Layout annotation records

══════════

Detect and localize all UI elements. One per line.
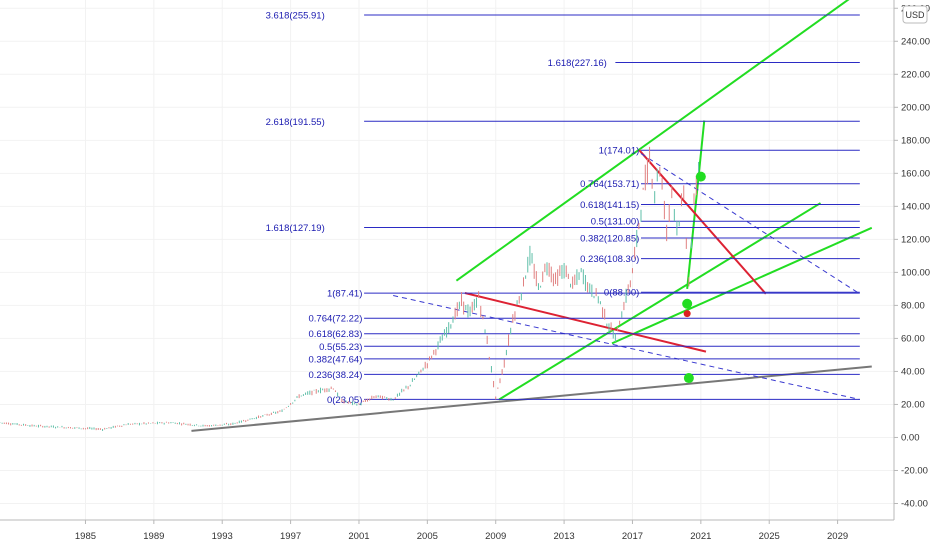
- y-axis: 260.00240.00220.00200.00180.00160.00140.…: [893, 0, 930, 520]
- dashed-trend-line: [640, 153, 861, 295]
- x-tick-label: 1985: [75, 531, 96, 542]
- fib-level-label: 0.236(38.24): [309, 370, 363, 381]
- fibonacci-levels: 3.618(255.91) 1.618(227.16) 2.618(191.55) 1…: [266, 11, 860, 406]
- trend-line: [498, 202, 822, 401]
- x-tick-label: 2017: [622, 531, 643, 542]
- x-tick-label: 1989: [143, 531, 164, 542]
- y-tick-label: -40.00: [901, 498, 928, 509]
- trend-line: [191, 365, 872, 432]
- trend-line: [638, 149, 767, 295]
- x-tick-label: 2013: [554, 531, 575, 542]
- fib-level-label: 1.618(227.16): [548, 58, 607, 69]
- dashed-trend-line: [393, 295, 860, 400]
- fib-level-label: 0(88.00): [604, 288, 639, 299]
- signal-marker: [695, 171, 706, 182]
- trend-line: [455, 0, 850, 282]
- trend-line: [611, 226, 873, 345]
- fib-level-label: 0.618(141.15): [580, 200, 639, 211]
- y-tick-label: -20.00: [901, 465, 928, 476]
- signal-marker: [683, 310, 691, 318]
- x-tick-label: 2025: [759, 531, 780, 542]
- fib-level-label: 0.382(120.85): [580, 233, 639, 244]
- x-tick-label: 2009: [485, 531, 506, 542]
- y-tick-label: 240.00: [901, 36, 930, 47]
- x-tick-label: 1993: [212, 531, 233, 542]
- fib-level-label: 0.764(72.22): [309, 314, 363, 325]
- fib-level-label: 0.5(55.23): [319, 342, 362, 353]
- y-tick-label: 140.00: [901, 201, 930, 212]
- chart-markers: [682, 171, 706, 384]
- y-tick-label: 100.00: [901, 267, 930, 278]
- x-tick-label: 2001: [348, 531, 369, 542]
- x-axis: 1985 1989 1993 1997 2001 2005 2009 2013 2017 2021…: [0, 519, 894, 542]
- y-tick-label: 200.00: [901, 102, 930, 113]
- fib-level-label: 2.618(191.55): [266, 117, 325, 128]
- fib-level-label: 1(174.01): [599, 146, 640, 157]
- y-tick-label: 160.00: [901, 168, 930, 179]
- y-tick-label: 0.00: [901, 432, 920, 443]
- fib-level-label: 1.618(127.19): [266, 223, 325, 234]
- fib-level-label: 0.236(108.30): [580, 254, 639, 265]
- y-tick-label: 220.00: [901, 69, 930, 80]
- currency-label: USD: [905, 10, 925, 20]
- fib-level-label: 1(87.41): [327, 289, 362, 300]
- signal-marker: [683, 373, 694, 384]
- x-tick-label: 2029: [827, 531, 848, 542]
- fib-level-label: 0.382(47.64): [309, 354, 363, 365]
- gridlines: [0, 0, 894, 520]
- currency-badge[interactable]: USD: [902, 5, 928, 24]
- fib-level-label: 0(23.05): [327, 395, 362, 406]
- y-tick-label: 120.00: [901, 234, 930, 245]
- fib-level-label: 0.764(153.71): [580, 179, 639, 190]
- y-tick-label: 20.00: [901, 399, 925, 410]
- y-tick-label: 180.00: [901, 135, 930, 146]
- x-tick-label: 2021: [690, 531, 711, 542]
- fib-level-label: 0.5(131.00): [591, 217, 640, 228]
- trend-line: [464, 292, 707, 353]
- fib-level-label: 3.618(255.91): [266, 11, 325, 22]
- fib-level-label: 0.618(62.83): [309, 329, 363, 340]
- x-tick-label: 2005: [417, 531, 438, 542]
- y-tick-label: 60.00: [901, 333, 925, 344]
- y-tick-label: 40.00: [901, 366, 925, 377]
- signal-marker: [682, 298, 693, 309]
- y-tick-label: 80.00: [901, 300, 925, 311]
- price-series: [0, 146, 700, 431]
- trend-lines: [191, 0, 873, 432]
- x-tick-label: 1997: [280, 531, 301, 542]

══════════

Gather each line above that contains the string "currency" and copy it out in full.

- currency-label: USD: [905, 10, 925, 20]
- currency-badge[interactable]: USD: [902, 5, 928, 24]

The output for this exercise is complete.